-- start of Data shown --
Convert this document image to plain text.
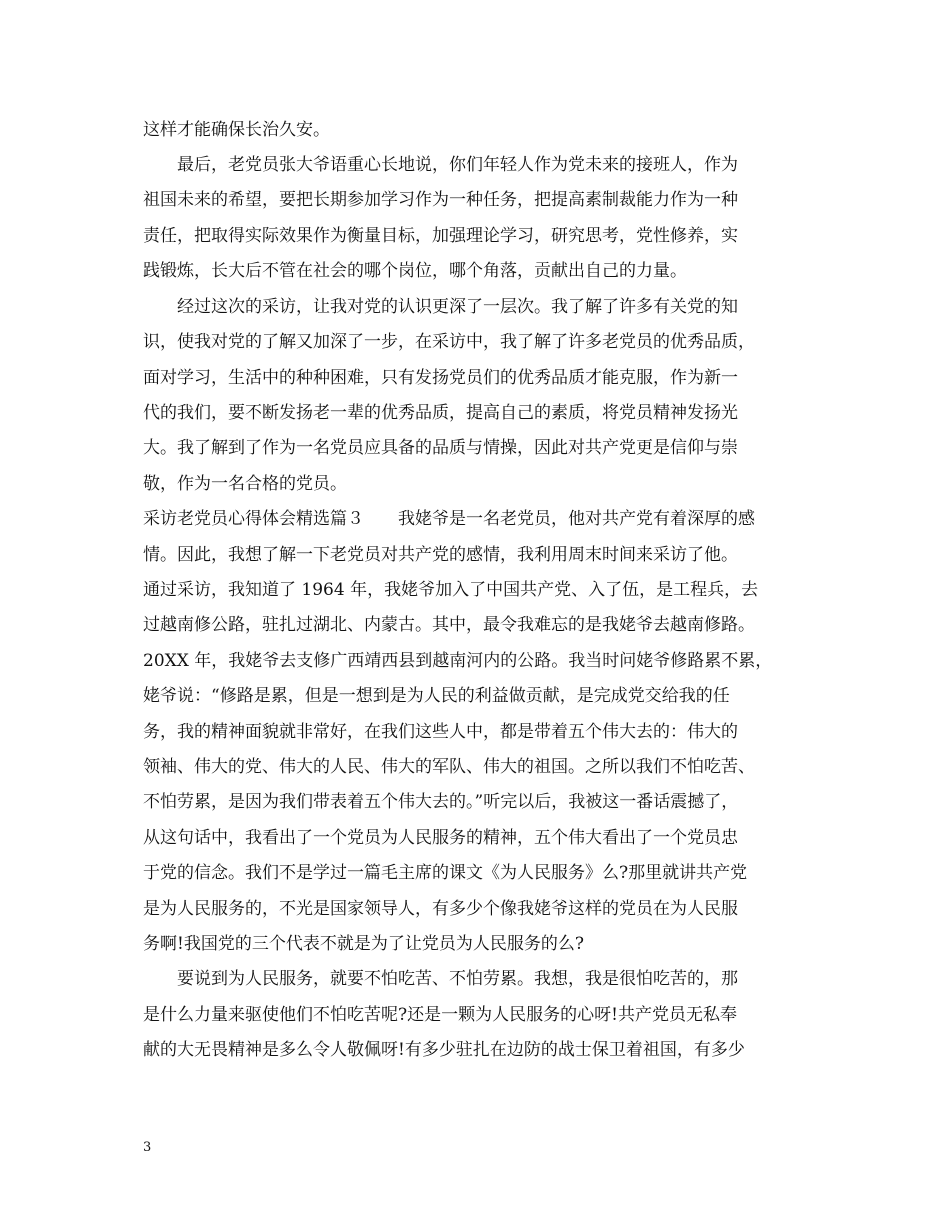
这样才能确保长治久安。
最后，老党员张大爷语重心长地说，你们年轻人作为党未来的接班人，作为
祖国未来的希望，要把长期参加学习作为一种任务，把提高素制裁能力作为一种
责任，把取得实际效果作为衡量目标，加强理论学习，研究思考，党性修养，实
践锻炼，长大后不管在社会的哪个岗位，哪个角落，贡献出自己的力量。
经过这次的采访，让我对党的认识更深了一层次。我了解了许多有关党的知
识，使我对党的了解又加深了一步，在采访中，我了解了许多老党员的优秀品质，
面对学习，生活中的种种困难，只有发扬党员们的优秀品质才能克服，作为新一
代的我们，要不断发扬老一辈的优秀品质，提高自己的素质，将党员精神发扬光
大。我了解到了作为一名党员应具备的品质与情操，因此对共产党更是信仰与崇
敬，作为一名合格的党员。
采访老党员心得体会精选篇３　　我姥爷是一名老党员，他对共产党有着深厚的感
情。因此，我想了解一下老党员对共产党的感情，我利用周末时间来采访了他。
通过采访，我知道了 1964 年，我姥爷加入了中国共产党、入了伍，是工程兵，去
过越南修公路，驻扎过湖北、内蒙古。其中，最令我难忘的是我姥爷去越南修路。
20XX 年，我姥爷去支修广西靖西县到越南河内的公路。我当时问姥爷修路累不累，
姥爷说：“修路是累，但是一想到是为人民的利益做贡献，是完成党交给我的任
务，我的精神面貌就非常好，在我们这些人中，都是带着五个伟大去的：伟大的
领袖、伟大的党、伟大的人民、伟大的军队、伟大的祖国。之所以我们不怕吃苦、
不怕劳累，是因为我们带表着五个伟大去的。”听完以后，我被这一番话震撼了，
从这句话中，我看出了一个党员为人民服务的精神，五个伟大看出了一个党员忠
于党的信念。我们不是学过一篇毛主席的课文《为人民服务》么?那里就讲共产党
是为人民服务的，不光是国家领导人，有多少个像我姥爷这样的党员在为人民服
务啊!我国党的三个代表不就是为了让党员为人民服务的么?
要说到为人民服务，就要不怕吃苦、不怕劳累。我想，我是很怕吃苦的，那
是什么力量来驱使他们不怕吃苦呢?还是一颗为人民服务的心呀!共产党员无私奉
献的大无畏精神是多么令人敬佩呀!有多少驻扎在边防的战士保卫着祖国，有多少
3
-- end of Data shown --
In your copy of the records, include no pictures; repeat everything else exactly.

Convert this document image to plain text.
这样才能确保长治久安。
最后，老党员张大爷语重心长地说，你们年轻人作为党未来的接班人，作为
祖国未来的希望，要把长期参加学习作为一种任务，把提高素制裁能力作为一种
责任，把取得实际效果作为衡量目标，加强理论学习，研究思考，党性修养，实
践锻炼，长大后不管在社会的哪个岗位，哪个角落，贡献出自己的力量。
经过这次的采访，让我对党的认识更深了一层次。我了解了许多有关党的知
识，使我对党的了解又加深了一步，在采访中，我了解了许多老党员的优秀品质，
面对学习，生活中的种种困难，只有发扬党员们的优秀品质才能克服，作为新一
代的我们，要不断发扬老一辈的优秀品质，提高自己的素质，将党员精神发扬光
大。我了解到了作为一名党员应具备的品质与情操，因此对共产党更是信仰与崇
敬，作为一名合格的党员。
采访老党员心得体会精选篇３　　我姥爷是一名老党员，他对共产党有着深厚的感
情。因此，我想了解一下老党员对共产党的感情，我利用周末时间来采访了他。
通过采访，我知道了 1964 年，我姥爷加入了中国共产党、入了伍，是工程兵，去
过越南修公路，驻扎过湖北、内蒙古。其中，最令我难忘的是我姥爷去越南修路。
20XX 年，我姥爷去支修广西靖西县到越南河内的公路。我当时问姥爷修路累不累，
姥爷说：“修路是累，但是一想到是为人民的利益做贡献，是完成党交给我的任
务，我的精神面貌就非常好，在我们这些人中，都是带着五个伟大去的：伟大的
领袖、伟大的党、伟大的人民、伟大的军队、伟大的祖国。之所以我们不怕吃苦、
不怕劳累，是因为我们带表着五个伟大去的。”听完以后，我被这一番话震撼了，
从这句话中，我看出了一个党员为人民服务的精神，五个伟大看出了一个党员忠
于党的信念。我们不是学过一篇毛主席的课文《为人民服务》么?那里就讲共产党
是为人民服务的，不光是国家领导人，有多少个像我姥爷这样的党员在为人民服
务啊!我国党的三个代表不就是为了让党员为人民服务的么?
要说到为人民服务，就要不怕吃苦、不怕劳累。我想，我是很怕吃苦的，那
是什么力量来驱使他们不怕吃苦呢?还是一颗为人民服务的心呀!共产党员无私奉
献的大无畏精神是多么令人敬佩呀!有多少驻扎在边防的战士保卫着祖国，有多少
3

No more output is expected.